◆ Work instructions
Track down each line that has the word "甲级比武血队" and copy it.

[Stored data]
***

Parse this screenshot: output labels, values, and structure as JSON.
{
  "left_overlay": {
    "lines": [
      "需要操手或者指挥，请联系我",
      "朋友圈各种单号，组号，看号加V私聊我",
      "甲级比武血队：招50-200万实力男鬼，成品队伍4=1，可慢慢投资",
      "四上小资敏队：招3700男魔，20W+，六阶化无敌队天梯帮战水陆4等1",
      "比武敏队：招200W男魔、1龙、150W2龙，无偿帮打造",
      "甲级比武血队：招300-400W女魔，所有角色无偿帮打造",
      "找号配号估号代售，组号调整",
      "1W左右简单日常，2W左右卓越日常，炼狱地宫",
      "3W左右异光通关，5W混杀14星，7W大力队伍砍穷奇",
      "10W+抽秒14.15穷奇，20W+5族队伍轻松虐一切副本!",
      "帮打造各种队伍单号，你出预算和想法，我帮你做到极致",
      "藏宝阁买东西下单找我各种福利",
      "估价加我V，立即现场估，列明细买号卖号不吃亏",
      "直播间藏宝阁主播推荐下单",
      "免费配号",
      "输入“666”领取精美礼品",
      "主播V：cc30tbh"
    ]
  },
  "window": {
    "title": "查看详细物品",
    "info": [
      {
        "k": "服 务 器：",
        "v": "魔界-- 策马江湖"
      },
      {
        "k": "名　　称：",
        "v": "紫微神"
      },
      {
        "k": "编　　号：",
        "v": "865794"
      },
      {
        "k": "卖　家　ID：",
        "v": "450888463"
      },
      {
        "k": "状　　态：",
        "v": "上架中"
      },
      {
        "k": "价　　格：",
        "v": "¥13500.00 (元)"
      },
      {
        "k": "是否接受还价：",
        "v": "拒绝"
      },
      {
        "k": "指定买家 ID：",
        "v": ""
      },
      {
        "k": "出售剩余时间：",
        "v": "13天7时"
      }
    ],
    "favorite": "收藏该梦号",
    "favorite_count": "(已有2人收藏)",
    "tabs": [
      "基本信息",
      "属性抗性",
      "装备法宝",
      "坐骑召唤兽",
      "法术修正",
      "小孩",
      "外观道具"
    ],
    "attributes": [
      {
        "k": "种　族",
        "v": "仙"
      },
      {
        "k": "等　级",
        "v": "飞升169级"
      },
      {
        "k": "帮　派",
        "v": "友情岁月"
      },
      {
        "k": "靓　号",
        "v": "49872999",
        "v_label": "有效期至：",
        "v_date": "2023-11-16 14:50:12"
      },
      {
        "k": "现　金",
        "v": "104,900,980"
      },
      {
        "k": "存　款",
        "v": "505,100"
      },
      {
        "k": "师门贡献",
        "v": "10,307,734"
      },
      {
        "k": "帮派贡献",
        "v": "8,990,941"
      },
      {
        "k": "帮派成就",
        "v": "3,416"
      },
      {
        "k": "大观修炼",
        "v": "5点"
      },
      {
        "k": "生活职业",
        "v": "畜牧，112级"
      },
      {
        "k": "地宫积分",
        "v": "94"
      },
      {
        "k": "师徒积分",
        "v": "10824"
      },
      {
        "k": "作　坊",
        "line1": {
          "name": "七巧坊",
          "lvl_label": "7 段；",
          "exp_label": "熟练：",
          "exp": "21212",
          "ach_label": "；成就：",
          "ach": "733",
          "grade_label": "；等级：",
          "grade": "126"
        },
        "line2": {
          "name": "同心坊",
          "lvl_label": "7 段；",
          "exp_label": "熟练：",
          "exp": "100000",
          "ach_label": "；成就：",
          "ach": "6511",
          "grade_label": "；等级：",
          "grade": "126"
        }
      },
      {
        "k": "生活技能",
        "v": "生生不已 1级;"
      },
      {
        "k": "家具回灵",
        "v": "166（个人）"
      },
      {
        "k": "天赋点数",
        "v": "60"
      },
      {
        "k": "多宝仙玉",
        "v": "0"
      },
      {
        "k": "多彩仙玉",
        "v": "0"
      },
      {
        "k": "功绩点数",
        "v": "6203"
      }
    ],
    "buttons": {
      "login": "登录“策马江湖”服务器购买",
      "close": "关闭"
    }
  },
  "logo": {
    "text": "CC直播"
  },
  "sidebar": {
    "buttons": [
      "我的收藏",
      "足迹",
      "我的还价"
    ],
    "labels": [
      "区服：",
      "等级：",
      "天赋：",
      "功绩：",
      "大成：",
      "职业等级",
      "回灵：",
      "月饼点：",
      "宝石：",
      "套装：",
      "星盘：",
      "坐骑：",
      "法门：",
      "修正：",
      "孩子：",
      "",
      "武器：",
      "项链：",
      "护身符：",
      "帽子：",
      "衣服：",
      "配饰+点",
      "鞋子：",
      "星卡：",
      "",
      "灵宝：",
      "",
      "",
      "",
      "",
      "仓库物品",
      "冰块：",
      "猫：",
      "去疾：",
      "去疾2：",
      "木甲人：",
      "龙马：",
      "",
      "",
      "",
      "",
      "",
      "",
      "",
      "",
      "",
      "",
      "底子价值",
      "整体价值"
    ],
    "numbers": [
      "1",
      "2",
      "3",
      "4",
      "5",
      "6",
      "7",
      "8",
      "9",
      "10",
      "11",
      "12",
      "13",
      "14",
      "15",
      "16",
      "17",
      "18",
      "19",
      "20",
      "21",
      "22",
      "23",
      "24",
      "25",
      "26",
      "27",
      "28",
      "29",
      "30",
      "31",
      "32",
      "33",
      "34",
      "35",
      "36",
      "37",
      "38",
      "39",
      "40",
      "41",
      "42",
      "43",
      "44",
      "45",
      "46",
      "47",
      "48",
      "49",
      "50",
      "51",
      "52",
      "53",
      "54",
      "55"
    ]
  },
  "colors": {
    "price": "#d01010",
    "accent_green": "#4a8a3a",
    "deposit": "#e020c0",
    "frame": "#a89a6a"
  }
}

***

◆ Output of the exercise
      "甲级比武血队：招50-200万实力男鬼，成品队伍4=1，可慢慢投资",
      "甲级比武血队：招300-400W女魔，所有角色无偿帮打造",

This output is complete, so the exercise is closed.